─── Document passage ───
Healthcare analytics research increasingly involves the construction of predictive models for disease targets across varying patient cohorts using electronic health records (EHRs). To facilitate this process, it is critical to support a pipeline of tasks: (1) cohort construction, (2) feature construction, (3) cross-validation, (4) feature selection, and (5) classification. To develop an appropriate model, it is necessary to compare and refine models derived from a diversity of cohorts, patient-specific features, and statistical frameworks. The goal of this work is to develop and evaluate a predictive modeling platform that can be used to simplify and expedite this process for health data.

Methods

To support this goal, we developed a PARAllel predictive MOdeling (PARAMO) platform which (1) constructs a dependency graph of tasks from specifications of predictive modeling pipelines, (2) schedules the tasks in a topological ordering of the graph, and (3) executes those tasks in parallel. We implemented this platform using Map-Reduce to enable independent tasks to run in parallel in a cluster computing environment. Different task scheduling preferences are also supported.
───
_Required actions_
- A) Answer these questions from the predictive modeling passage:
(i) Which task comes first in the pipeline the passage lists?
(ii) What was used to implement the PARAMO platform?
(iii) In what order does the platform schedule the tasks?
- B) Write the next few sentences of the predictive modeling passage, picking up after its final sentence.
The rows that come after the predictive modeling passage are separate material and have no connection to it.
─── Dataset entries ───
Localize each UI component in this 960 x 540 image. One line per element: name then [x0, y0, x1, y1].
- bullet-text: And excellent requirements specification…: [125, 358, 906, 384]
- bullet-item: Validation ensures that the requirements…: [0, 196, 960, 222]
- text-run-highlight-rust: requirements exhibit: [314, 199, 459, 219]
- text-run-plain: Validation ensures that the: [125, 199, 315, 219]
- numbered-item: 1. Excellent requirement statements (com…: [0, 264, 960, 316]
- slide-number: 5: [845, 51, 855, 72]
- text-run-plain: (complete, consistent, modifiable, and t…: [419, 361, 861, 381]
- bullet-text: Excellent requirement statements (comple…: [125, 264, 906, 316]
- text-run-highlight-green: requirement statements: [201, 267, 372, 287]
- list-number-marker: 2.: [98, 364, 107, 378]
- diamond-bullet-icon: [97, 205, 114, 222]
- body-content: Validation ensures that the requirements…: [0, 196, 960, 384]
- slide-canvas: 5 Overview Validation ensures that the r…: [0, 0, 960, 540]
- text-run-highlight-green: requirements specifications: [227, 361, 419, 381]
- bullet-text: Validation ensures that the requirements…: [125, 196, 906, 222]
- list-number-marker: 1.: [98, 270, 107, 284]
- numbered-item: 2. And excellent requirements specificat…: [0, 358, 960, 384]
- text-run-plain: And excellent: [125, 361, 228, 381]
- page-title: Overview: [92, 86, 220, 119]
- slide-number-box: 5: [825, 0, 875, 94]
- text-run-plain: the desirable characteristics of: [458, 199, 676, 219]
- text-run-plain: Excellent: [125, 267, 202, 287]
───
_Outputs for the tasks_
- A)
(i) Cohort construction.
(ii) Map-Reduce.
(iii) In a topological ordering of the dependency graph.

- B)
Results

We assess the performance of PARAMO on various workloads using three datasets derived from the EHR systems in place at Geisinger Health System and Vanderbilt University Medical Center and an anonymous longitudinal claims database. We demonstrate significant gains in computational efficiency against a standard approach. In particular, PARAMO can build 800 different models on a 300,000 patient data set in 3 h in parallel compared to 9 days if running sequentially.

Conclusion

This work demonstrates that an efficient parallel predictive modeling platform can be developed for EHR data. This platform can facilitate large-scale modeling endeavors and speed-up the research workflow and reuse of health information. This platform is only a first step and provides the foundation for our ultimate goal of building analytic pipelines that are specialized for health data researchers.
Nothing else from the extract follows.